Entries from a visual dataset:
>> BEGIN
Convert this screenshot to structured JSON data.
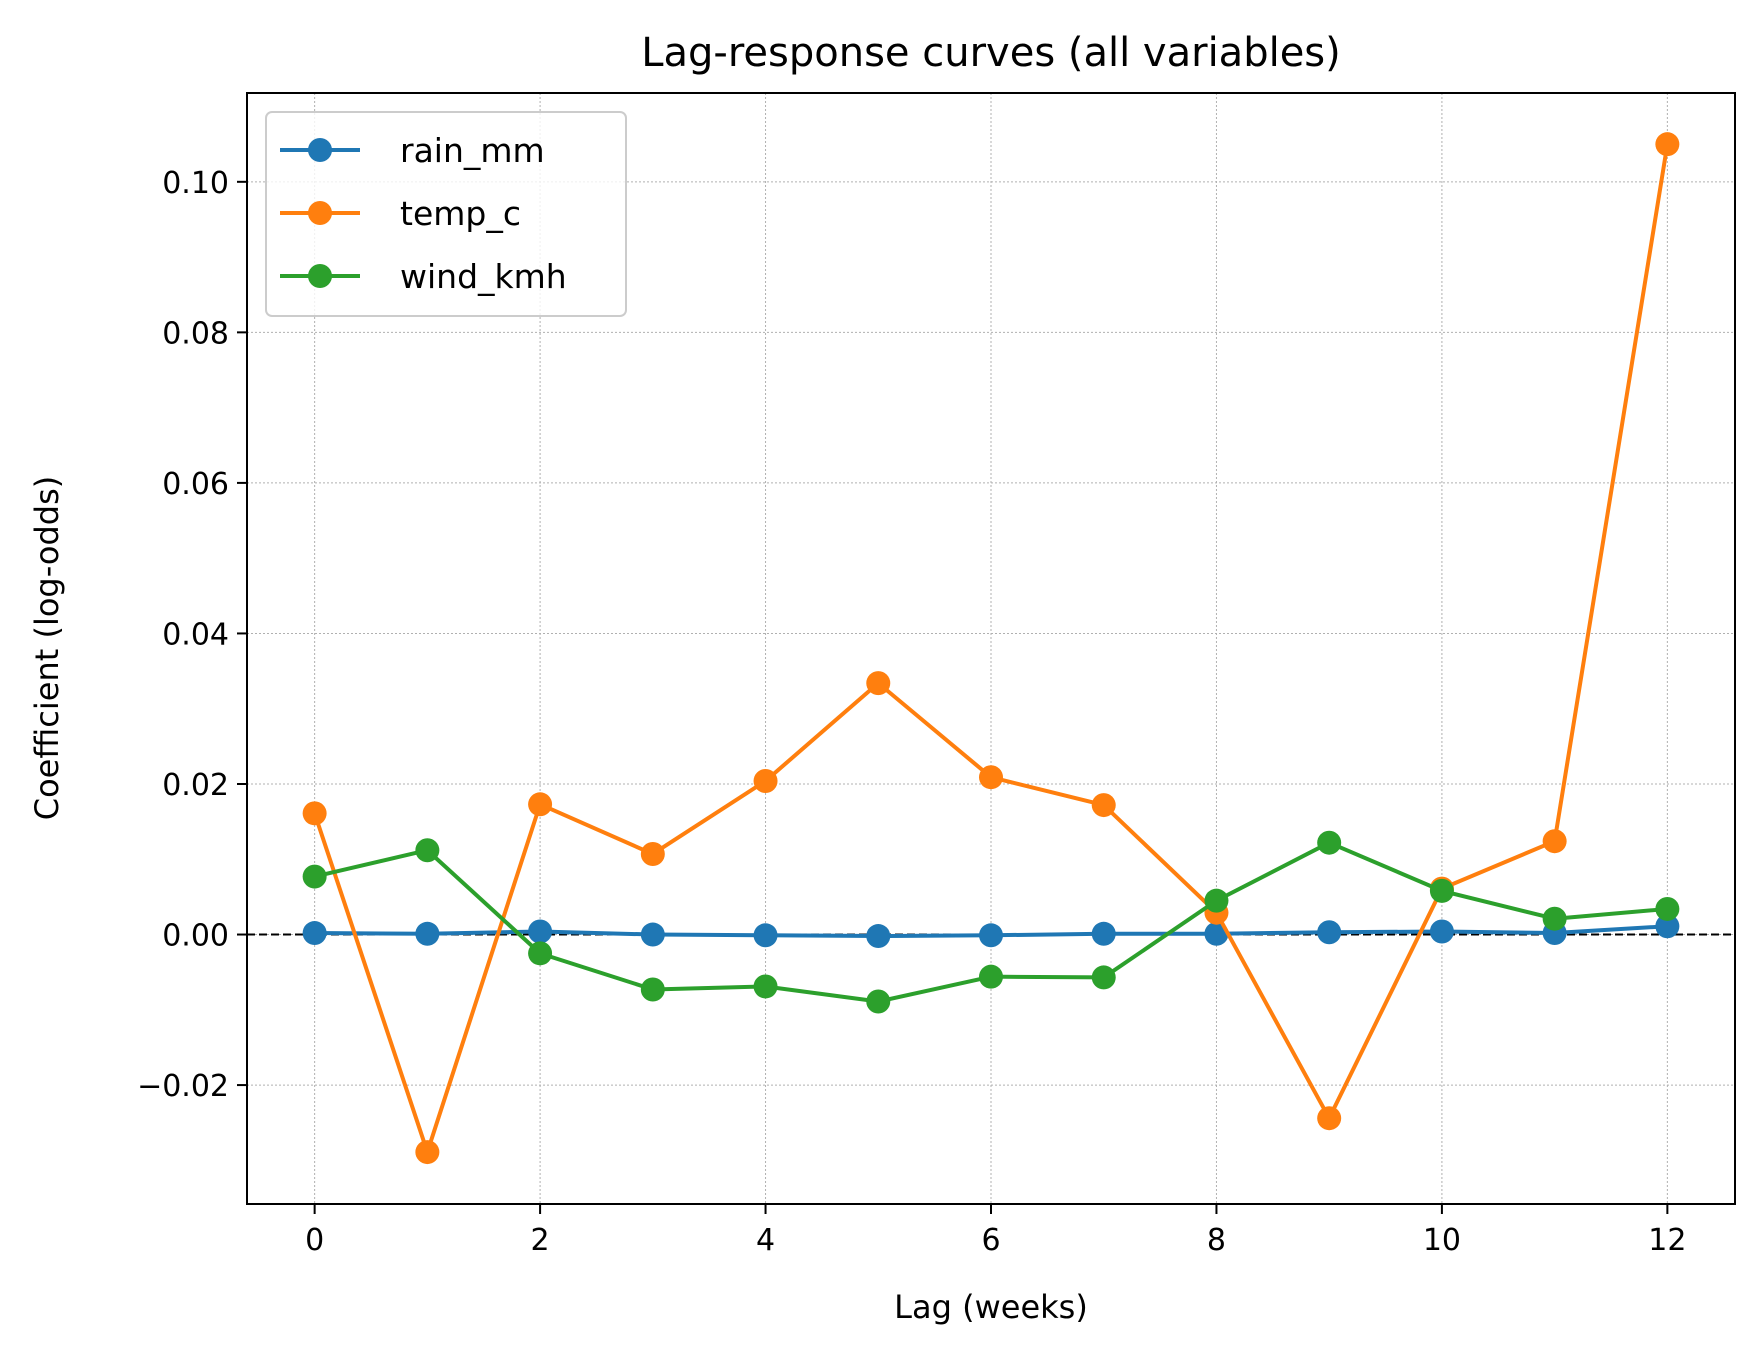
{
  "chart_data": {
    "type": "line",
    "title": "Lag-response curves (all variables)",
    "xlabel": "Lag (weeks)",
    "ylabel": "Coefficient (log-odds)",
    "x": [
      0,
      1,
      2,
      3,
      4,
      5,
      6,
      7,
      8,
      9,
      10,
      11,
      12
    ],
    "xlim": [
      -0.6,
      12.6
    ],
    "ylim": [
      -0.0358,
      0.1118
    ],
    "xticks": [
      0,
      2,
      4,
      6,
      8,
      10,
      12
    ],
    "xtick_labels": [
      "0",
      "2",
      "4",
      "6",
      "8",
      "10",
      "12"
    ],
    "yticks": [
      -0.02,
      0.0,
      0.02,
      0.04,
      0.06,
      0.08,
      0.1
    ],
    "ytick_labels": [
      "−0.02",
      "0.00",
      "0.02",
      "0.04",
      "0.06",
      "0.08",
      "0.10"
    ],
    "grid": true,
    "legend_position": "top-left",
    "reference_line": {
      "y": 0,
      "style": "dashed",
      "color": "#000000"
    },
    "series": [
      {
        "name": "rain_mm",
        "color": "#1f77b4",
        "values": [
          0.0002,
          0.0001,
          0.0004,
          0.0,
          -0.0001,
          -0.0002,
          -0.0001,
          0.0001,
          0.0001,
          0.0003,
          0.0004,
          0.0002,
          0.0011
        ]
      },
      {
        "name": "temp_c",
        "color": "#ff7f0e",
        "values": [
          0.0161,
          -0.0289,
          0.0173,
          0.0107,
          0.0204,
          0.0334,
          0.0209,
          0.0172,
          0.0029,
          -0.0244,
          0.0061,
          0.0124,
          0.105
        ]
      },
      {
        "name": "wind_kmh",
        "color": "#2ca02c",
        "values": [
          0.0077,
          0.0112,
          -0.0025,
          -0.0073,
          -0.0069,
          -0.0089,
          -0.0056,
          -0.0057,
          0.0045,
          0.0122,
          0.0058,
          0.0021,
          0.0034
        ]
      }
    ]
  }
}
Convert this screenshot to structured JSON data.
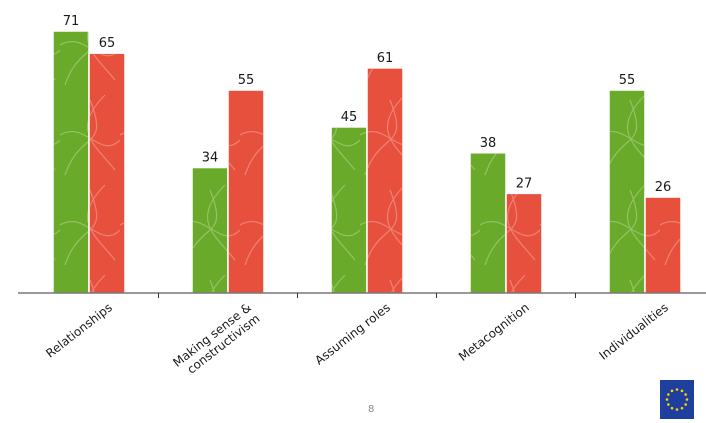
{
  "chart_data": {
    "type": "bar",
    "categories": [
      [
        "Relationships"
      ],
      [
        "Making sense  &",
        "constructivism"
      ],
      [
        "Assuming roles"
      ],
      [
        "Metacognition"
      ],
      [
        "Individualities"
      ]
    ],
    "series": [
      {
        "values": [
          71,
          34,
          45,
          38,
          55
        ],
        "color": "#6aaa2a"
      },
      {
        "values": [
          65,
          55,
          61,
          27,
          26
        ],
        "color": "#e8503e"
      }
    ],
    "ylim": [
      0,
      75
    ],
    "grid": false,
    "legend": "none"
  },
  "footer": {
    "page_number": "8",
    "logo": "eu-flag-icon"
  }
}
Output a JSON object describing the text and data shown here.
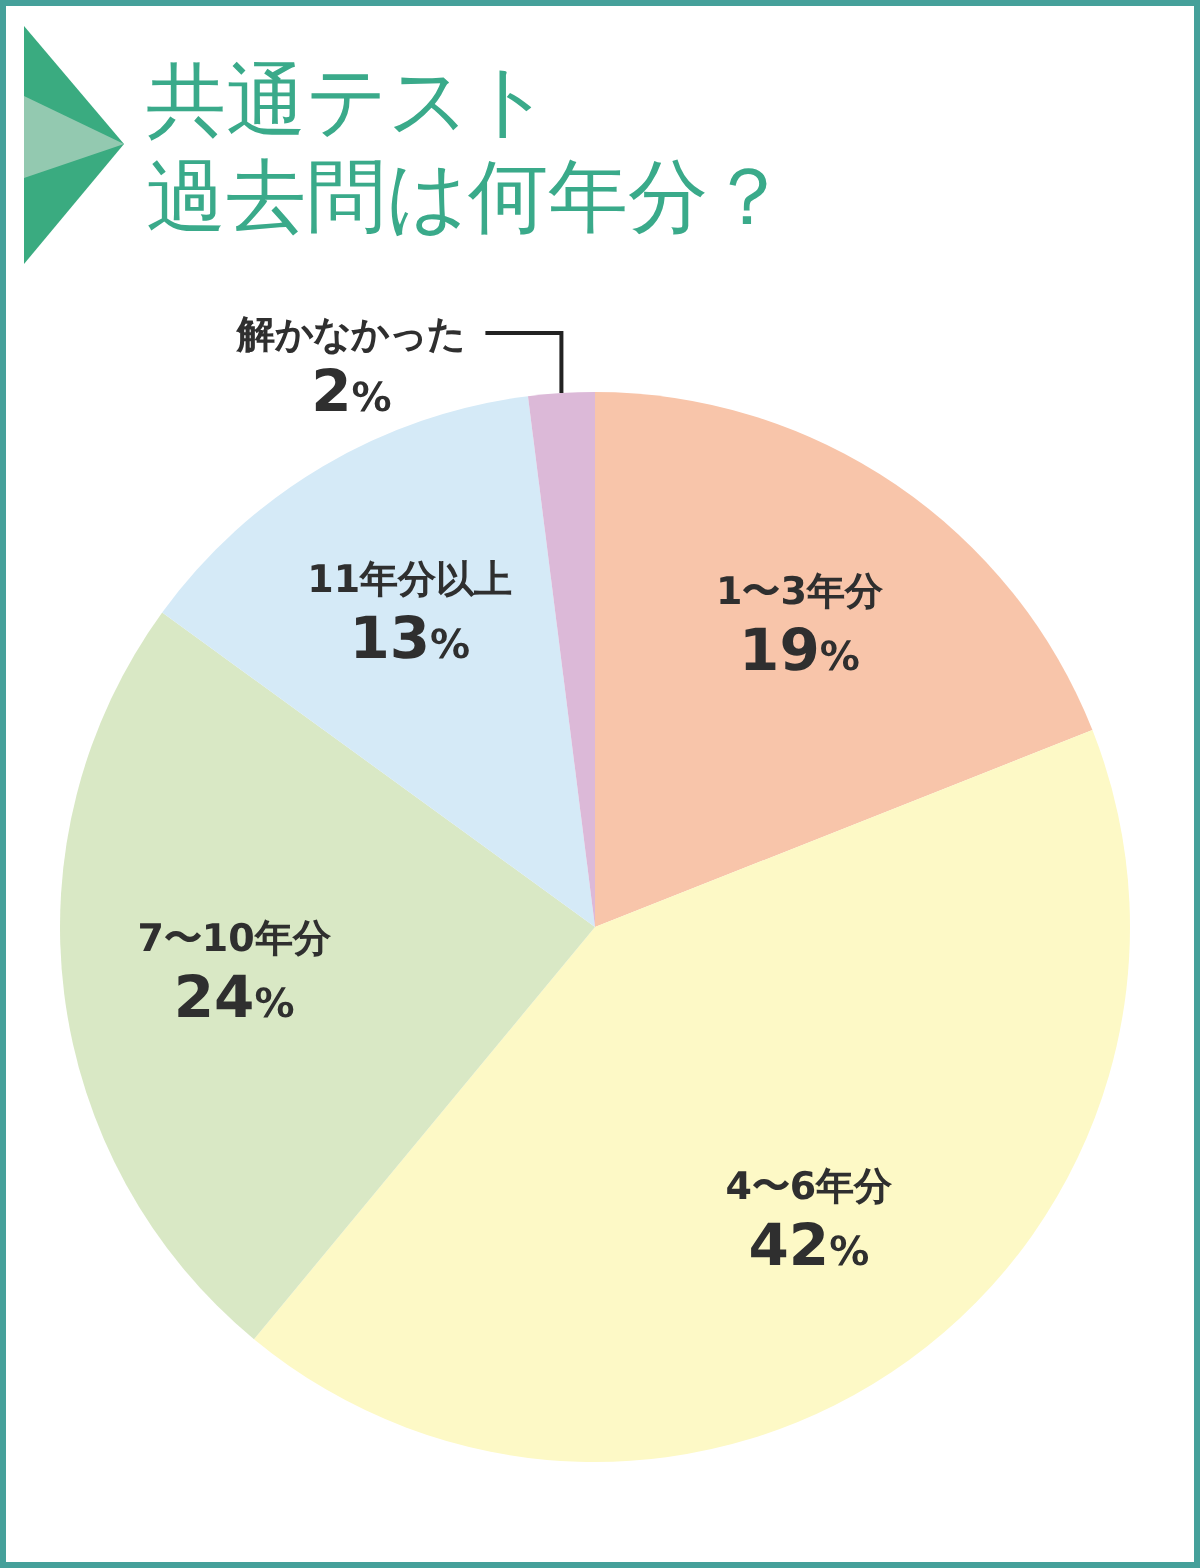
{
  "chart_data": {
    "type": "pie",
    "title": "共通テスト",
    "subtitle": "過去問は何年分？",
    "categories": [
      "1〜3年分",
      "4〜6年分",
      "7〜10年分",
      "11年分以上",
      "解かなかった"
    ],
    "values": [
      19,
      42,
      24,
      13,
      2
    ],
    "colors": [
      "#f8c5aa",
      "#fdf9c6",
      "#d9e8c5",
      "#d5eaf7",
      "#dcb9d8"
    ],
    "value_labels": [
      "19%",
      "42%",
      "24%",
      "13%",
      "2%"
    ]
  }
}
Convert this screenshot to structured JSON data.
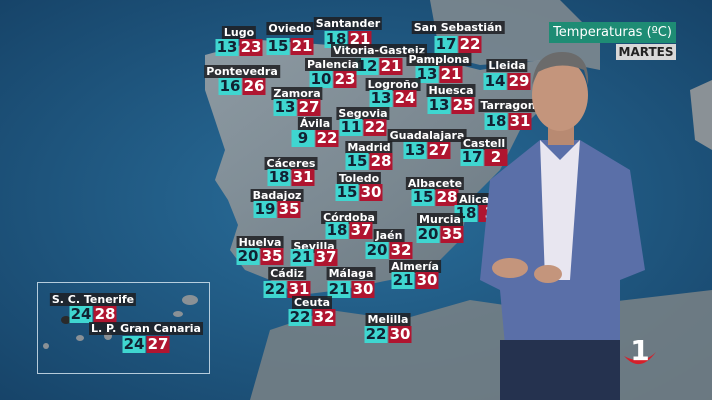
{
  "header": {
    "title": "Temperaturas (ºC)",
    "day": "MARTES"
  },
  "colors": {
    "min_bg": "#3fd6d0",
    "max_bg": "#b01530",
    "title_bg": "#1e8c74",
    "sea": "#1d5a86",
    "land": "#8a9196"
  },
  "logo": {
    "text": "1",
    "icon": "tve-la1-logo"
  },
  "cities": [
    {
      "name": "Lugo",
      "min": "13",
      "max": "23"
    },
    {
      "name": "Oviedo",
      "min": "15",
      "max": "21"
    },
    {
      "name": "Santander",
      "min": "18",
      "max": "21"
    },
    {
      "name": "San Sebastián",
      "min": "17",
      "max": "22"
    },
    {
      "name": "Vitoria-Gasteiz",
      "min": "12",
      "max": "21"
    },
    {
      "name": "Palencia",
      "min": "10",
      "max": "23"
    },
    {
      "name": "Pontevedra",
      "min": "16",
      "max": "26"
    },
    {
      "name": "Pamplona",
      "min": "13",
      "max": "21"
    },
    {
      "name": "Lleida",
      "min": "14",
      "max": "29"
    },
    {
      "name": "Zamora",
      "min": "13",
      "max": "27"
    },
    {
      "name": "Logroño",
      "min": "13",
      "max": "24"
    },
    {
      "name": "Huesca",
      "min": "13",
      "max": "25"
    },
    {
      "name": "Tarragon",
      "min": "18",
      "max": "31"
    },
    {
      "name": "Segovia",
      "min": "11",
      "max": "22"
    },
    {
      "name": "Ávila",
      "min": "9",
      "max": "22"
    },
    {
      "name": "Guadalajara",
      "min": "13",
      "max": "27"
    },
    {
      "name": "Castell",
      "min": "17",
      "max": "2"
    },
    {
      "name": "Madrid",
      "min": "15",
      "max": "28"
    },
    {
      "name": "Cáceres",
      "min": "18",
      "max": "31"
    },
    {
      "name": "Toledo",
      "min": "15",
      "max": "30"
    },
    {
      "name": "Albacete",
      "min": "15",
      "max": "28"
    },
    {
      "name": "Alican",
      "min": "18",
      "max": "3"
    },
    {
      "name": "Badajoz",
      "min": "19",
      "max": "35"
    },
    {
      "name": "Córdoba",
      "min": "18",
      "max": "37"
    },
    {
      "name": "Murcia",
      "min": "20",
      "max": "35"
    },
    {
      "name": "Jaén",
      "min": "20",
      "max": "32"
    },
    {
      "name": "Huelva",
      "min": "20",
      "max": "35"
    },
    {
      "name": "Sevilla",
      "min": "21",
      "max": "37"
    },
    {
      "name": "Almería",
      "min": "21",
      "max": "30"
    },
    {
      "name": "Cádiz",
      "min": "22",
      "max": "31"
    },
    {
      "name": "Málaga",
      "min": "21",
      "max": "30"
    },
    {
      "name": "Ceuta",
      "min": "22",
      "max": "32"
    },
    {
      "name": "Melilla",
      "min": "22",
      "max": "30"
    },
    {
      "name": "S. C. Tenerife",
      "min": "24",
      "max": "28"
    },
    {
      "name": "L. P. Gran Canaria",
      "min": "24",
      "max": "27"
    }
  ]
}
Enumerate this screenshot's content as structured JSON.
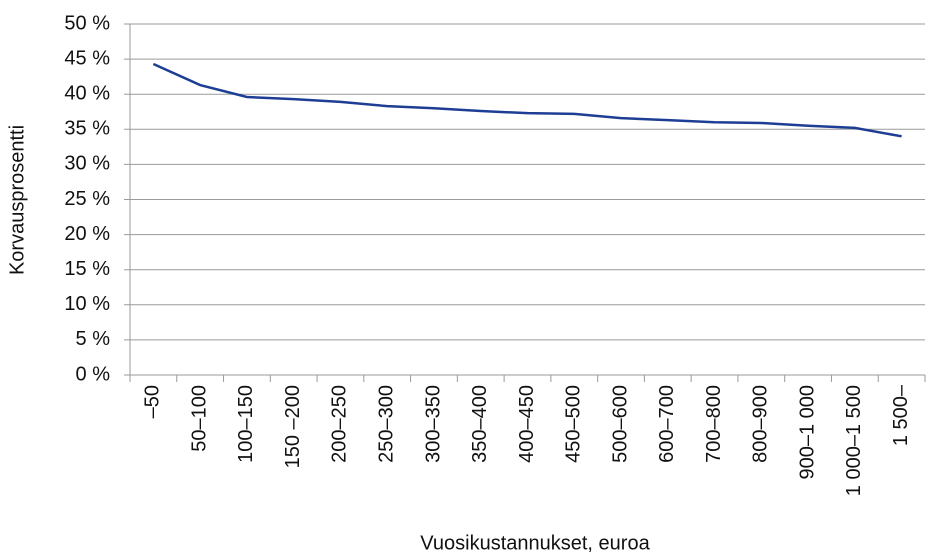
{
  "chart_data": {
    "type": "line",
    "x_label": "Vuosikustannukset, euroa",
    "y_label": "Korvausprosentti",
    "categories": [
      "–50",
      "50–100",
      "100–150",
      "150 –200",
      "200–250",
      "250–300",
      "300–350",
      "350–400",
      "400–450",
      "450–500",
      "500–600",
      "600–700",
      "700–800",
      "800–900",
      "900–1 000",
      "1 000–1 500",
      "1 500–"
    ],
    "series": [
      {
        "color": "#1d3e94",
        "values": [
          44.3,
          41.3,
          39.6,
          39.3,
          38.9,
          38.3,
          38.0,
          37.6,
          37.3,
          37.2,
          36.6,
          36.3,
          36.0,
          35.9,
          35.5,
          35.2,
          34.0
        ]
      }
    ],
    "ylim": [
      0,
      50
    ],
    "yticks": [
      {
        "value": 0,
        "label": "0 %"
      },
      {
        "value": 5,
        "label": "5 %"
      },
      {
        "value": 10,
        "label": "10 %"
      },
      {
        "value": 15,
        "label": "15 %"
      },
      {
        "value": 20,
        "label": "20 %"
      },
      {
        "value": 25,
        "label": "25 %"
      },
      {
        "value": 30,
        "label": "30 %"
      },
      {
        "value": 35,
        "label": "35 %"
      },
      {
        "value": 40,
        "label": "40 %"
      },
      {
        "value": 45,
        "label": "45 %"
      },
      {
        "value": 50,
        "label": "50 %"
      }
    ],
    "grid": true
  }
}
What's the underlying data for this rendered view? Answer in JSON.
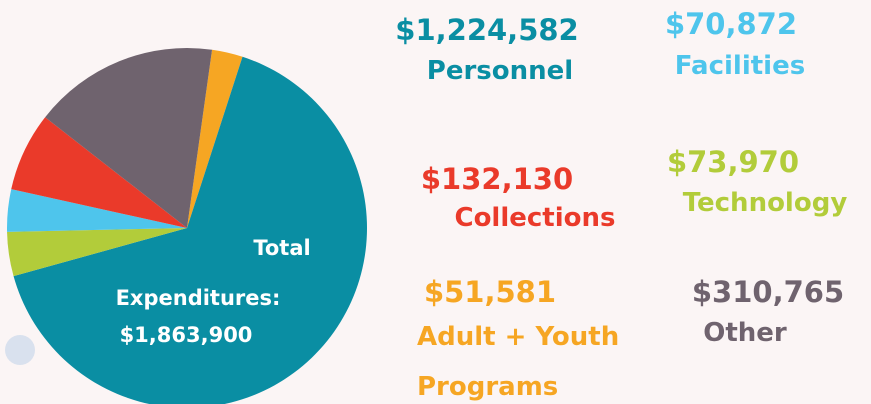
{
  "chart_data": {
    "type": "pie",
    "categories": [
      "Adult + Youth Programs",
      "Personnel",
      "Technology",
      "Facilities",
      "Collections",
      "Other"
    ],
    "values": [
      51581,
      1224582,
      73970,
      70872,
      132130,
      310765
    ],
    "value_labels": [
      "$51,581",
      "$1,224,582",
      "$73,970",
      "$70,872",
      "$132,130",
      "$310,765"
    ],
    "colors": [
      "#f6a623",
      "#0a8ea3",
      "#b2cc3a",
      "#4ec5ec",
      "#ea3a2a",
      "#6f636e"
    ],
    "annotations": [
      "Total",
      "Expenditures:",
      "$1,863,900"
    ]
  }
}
>> END
What the exercise asks:
Look through the entries above. Extract each line with the word "text".

Worked answer:
Output a JSON object describing the text and data shown here.
    "text": "1",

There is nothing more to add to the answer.